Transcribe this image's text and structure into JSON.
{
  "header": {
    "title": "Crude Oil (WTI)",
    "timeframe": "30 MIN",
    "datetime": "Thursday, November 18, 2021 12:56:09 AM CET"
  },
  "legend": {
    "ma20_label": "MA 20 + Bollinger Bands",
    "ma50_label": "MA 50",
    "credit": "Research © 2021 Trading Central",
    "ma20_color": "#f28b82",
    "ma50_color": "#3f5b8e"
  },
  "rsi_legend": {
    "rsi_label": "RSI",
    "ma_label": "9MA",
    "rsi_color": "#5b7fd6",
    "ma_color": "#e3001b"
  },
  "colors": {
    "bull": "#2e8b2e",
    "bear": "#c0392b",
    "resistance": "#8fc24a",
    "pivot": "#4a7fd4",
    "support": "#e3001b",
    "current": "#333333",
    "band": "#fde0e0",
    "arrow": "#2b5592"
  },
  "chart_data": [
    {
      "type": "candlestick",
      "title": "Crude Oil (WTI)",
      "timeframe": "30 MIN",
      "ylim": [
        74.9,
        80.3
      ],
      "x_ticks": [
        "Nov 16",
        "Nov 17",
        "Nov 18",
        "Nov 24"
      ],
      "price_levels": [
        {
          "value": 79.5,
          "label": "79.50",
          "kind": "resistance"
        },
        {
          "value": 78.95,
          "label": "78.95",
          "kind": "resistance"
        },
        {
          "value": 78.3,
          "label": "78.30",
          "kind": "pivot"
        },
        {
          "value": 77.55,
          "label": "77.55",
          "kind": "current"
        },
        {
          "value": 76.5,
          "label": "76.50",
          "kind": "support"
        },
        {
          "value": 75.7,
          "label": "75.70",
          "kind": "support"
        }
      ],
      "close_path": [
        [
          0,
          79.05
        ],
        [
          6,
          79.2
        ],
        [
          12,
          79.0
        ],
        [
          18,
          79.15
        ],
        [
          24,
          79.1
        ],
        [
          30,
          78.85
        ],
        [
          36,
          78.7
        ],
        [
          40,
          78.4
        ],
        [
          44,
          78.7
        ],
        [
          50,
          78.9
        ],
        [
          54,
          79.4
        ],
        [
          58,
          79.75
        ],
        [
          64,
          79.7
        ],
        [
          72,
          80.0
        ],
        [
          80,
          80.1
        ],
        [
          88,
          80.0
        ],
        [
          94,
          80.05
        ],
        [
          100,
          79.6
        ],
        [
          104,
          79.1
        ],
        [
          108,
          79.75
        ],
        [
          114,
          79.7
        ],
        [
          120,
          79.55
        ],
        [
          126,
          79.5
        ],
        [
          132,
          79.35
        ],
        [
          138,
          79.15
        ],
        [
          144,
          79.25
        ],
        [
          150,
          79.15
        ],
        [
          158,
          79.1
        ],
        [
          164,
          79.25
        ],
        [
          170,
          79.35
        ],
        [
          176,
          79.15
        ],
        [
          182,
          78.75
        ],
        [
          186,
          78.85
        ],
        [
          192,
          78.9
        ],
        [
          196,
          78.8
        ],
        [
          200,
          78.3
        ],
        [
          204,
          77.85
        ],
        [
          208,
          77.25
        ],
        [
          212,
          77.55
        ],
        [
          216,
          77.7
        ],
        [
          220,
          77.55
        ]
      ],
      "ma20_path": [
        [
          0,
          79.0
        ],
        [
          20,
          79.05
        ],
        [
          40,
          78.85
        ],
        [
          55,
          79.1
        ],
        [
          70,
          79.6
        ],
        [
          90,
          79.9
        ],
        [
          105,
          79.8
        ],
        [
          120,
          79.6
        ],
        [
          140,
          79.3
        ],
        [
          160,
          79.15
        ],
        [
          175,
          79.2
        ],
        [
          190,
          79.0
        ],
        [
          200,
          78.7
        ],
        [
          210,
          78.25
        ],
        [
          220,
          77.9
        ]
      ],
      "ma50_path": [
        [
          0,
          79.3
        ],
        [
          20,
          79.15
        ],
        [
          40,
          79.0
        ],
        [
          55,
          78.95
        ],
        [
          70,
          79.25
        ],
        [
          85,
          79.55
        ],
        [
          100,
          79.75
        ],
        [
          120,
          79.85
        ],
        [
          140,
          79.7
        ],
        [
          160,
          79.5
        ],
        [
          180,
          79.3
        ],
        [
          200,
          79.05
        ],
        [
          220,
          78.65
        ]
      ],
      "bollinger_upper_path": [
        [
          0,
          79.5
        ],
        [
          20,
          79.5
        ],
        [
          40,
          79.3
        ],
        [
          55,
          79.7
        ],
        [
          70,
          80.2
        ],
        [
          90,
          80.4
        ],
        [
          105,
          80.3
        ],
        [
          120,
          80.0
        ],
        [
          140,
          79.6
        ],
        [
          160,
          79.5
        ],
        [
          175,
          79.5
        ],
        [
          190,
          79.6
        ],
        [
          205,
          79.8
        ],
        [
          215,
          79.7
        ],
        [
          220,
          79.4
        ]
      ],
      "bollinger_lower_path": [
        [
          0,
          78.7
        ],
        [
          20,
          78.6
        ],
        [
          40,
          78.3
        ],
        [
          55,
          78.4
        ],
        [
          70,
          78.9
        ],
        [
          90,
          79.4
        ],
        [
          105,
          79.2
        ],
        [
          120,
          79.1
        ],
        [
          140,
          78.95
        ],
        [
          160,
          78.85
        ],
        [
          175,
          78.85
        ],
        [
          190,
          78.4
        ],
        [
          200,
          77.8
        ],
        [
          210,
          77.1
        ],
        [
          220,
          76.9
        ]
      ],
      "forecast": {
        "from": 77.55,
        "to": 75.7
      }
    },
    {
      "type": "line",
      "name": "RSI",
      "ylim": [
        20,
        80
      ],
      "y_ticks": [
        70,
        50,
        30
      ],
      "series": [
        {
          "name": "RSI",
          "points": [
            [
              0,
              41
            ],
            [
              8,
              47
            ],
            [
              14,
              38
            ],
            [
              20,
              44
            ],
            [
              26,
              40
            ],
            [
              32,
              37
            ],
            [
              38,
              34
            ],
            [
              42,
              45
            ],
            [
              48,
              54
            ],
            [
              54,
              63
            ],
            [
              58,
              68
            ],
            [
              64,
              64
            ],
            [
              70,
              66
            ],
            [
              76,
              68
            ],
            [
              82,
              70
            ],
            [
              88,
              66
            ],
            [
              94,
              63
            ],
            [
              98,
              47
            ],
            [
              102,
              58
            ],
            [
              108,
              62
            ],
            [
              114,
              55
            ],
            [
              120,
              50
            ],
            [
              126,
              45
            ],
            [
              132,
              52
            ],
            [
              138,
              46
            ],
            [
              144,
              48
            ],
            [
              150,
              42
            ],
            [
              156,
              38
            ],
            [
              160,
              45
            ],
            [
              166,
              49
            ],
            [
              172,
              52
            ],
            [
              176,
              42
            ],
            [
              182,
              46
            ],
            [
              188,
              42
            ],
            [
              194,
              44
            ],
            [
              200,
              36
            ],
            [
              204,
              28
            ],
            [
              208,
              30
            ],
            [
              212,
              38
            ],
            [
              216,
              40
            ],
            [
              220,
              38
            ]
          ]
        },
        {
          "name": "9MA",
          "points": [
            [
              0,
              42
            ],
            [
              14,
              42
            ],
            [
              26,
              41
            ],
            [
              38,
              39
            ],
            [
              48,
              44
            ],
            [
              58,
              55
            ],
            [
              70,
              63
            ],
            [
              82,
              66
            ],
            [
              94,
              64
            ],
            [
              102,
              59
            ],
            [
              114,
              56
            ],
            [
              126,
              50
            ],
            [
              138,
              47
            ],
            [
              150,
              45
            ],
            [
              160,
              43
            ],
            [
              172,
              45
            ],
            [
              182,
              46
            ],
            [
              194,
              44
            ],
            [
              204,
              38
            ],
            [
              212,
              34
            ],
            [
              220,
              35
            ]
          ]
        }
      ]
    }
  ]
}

▶ [Written problem]:
Reproduce the entries above exactly.

▶ [Expected output]:
Transcribe this image's text and structure into JSON.
{
  "header": {
    "title": "Crude Oil (WTI)",
    "timeframe": "30 MIN",
    "datetime": "Thursday, November 18, 2021 12:56:09 AM CET"
  },
  "legend": {
    "ma20_label": "MA 20 + Bollinger Bands",
    "ma50_label": "MA 50",
    "credit": "Research © 2021 Trading Central",
    "ma20_color": "#f28b82",
    "ma50_color": "#3f5b8e"
  },
  "rsi_legend": {
    "rsi_label": "RSI",
    "ma_label": "9MA",
    "rsi_color": "#5b7fd6",
    "ma_color": "#e3001b"
  },
  "colors": {
    "bull": "#2e8b2e",
    "bear": "#c0392b",
    "resistance": "#8fc24a",
    "pivot": "#4a7fd4",
    "support": "#e3001b",
    "current": "#333333",
    "band": "#fde0e0",
    "arrow": "#2b5592"
  },
  "chart_data": [
    {
      "type": "candlestick",
      "title": "Crude Oil (WTI)",
      "timeframe": "30 MIN",
      "ylim": [
        74.9,
        80.3
      ],
      "x_ticks": [
        "Nov 16",
        "Nov 17",
        "Nov 18",
        "Nov 24"
      ],
      "price_levels": [
        {
          "value": 79.5,
          "label": "79.50",
          "kind": "resistance"
        },
        {
          "value": 78.95,
          "label": "78.95",
          "kind": "resistance"
        },
        {
          "value": 78.3,
          "label": "78.30",
          "kind": "pivot"
        },
        {
          "value": 77.55,
          "label": "77.55",
          "kind": "current"
        },
        {
          "value": 76.5,
          "label": "76.50",
          "kind": "support"
        },
        {
          "value": 75.7,
          "label": "75.70",
          "kind": "support"
        }
      ],
      "close_path": [
        [
          0,
          79.05
        ],
        [
          6,
          79.2
        ],
        [
          12,
          79.0
        ],
        [
          18,
          79.15
        ],
        [
          24,
          79.1
        ],
        [
          30,
          78.85
        ],
        [
          36,
          78.7
        ],
        [
          40,
          78.4
        ],
        [
          44,
          78.7
        ],
        [
          50,
          78.9
        ],
        [
          54,
          79.4
        ],
        [
          58,
          79.75
        ],
        [
          64,
          79.7
        ],
        [
          72,
          80.0
        ],
        [
          80,
          80.1
        ],
        [
          88,
          80.0
        ],
        [
          94,
          80.05
        ],
        [
          100,
          79.6
        ],
        [
          104,
          79.1
        ],
        [
          108,
          79.75
        ],
        [
          114,
          79.7
        ],
        [
          120,
          79.55
        ],
        [
          126,
          79.5
        ],
        [
          132,
          79.35
        ],
        [
          138,
          79.15
        ],
        [
          144,
          79.25
        ],
        [
          150,
          79.15
        ],
        [
          158,
          79.1
        ],
        [
          164,
          79.25
        ],
        [
          170,
          79.35
        ],
        [
          176,
          79.15
        ],
        [
          182,
          78.75
        ],
        [
          186,
          78.85
        ],
        [
          192,
          78.9
        ],
        [
          196,
          78.8
        ],
        [
          200,
          78.3
        ],
        [
          204,
          77.85
        ],
        [
          208,
          77.25
        ],
        [
          212,
          77.55
        ],
        [
          216,
          77.7
        ],
        [
          220,
          77.55
        ]
      ],
      "ma20_path": [
        [
          0,
          79.0
        ],
        [
          20,
          79.05
        ],
        [
          40,
          78.85
        ],
        [
          55,
          79.1
        ],
        [
          70,
          79.6
        ],
        [
          90,
          79.9
        ],
        [
          105,
          79.8
        ],
        [
          120,
          79.6
        ],
        [
          140,
          79.3
        ],
        [
          160,
          79.15
        ],
        [
          175,
          79.2
        ],
        [
          190,
          79.0
        ],
        [
          200,
          78.7
        ],
        [
          210,
          78.25
        ],
        [
          220,
          77.9
        ]
      ],
      "ma50_path": [
        [
          0,
          79.3
        ],
        [
          20,
          79.15
        ],
        [
          40,
          79.0
        ],
        [
          55,
          78.95
        ],
        [
          70,
          79.25
        ],
        [
          85,
          79.55
        ],
        [
          100,
          79.75
        ],
        [
          120,
          79.85
        ],
        [
          140,
          79.7
        ],
        [
          160,
          79.5
        ],
        [
          180,
          79.3
        ],
        [
          200,
          79.05
        ],
        [
          220,
          78.65
        ]
      ],
      "bollinger_upper_path": [
        [
          0,
          79.5
        ],
        [
          20,
          79.5
        ],
        [
          40,
          79.3
        ],
        [
          55,
          79.7
        ],
        [
          70,
          80.2
        ],
        [
          90,
          80.4
        ],
        [
          105,
          80.3
        ],
        [
          120,
          80.0
        ],
        [
          140,
          79.6
        ],
        [
          160,
          79.5
        ],
        [
          175,
          79.5
        ],
        [
          190,
          79.6
        ],
        [
          205,
          79.8
        ],
        [
          215,
          79.7
        ],
        [
          220,
          79.4
        ]
      ],
      "bollinger_lower_path": [
        [
          0,
          78.7
        ],
        [
          20,
          78.6
        ],
        [
          40,
          78.3
        ],
        [
          55,
          78.4
        ],
        [
          70,
          78.9
        ],
        [
          90,
          79.4
        ],
        [
          105,
          79.2
        ],
        [
          120,
          79.1
        ],
        [
          140,
          78.95
        ],
        [
          160,
          78.85
        ],
        [
          175,
          78.85
        ],
        [
          190,
          78.4
        ],
        [
          200,
          77.8
        ],
        [
          210,
          77.1
        ],
        [
          220,
          76.9
        ]
      ],
      "forecast": {
        "from": 77.55,
        "to": 75.7
      }
    },
    {
      "type": "line",
      "name": "RSI",
      "ylim": [
        20,
        80
      ],
      "y_ticks": [
        70,
        50,
        30
      ],
      "series": [
        {
          "name": "RSI",
          "points": [
            [
              0,
              41
            ],
            [
              8,
              47
            ],
            [
              14,
              38
            ],
            [
              20,
              44
            ],
            [
              26,
              40
            ],
            [
              32,
              37
            ],
            [
              38,
              34
            ],
            [
              42,
              45
            ],
            [
              48,
              54
            ],
            [
              54,
              63
            ],
            [
              58,
              68
            ],
            [
              64,
              64
            ],
            [
              70,
              66
            ],
            [
              76,
              68
            ],
            [
              82,
              70
            ],
            [
              88,
              66
            ],
            [
              94,
              63
            ],
            [
              98,
              47
            ],
            [
              102,
              58
            ],
            [
              108,
              62
            ],
            [
              114,
              55
            ],
            [
              120,
              50
            ],
            [
              126,
              45
            ],
            [
              132,
              52
            ],
            [
              138,
              46
            ],
            [
              144,
              48
            ],
            [
              150,
              42
            ],
            [
              156,
              38
            ],
            [
              160,
              45
            ],
            [
              166,
              49
            ],
            [
              172,
              52
            ],
            [
              176,
              42
            ],
            [
              182,
              46
            ],
            [
              188,
              42
            ],
            [
              194,
              44
            ],
            [
              200,
              36
            ],
            [
              204,
              28
            ],
            [
              208,
              30
            ],
            [
              212,
              38
            ],
            [
              216,
              40
            ],
            [
              220,
              38
            ]
          ]
        },
        {
          "name": "9MA",
          "points": [
            [
              0,
              42
            ],
            [
              14,
              42
            ],
            [
              26,
              41
            ],
            [
              38,
              39
            ],
            [
              48,
              44
            ],
            [
              58,
              55
            ],
            [
              70,
              63
            ],
            [
              82,
              66
            ],
            [
              94,
              64
            ],
            [
              102,
              59
            ],
            [
              114,
              56
            ],
            [
              126,
              50
            ],
            [
              138,
              47
            ],
            [
              150,
              45
            ],
            [
              160,
              43
            ],
            [
              172,
              45
            ],
            [
              182,
              46
            ],
            [
              194,
              44
            ],
            [
              204,
              38
            ],
            [
              212,
              34
            ],
            [
              220,
              35
            ]
          ]
        }
      ]
    }
  ]
}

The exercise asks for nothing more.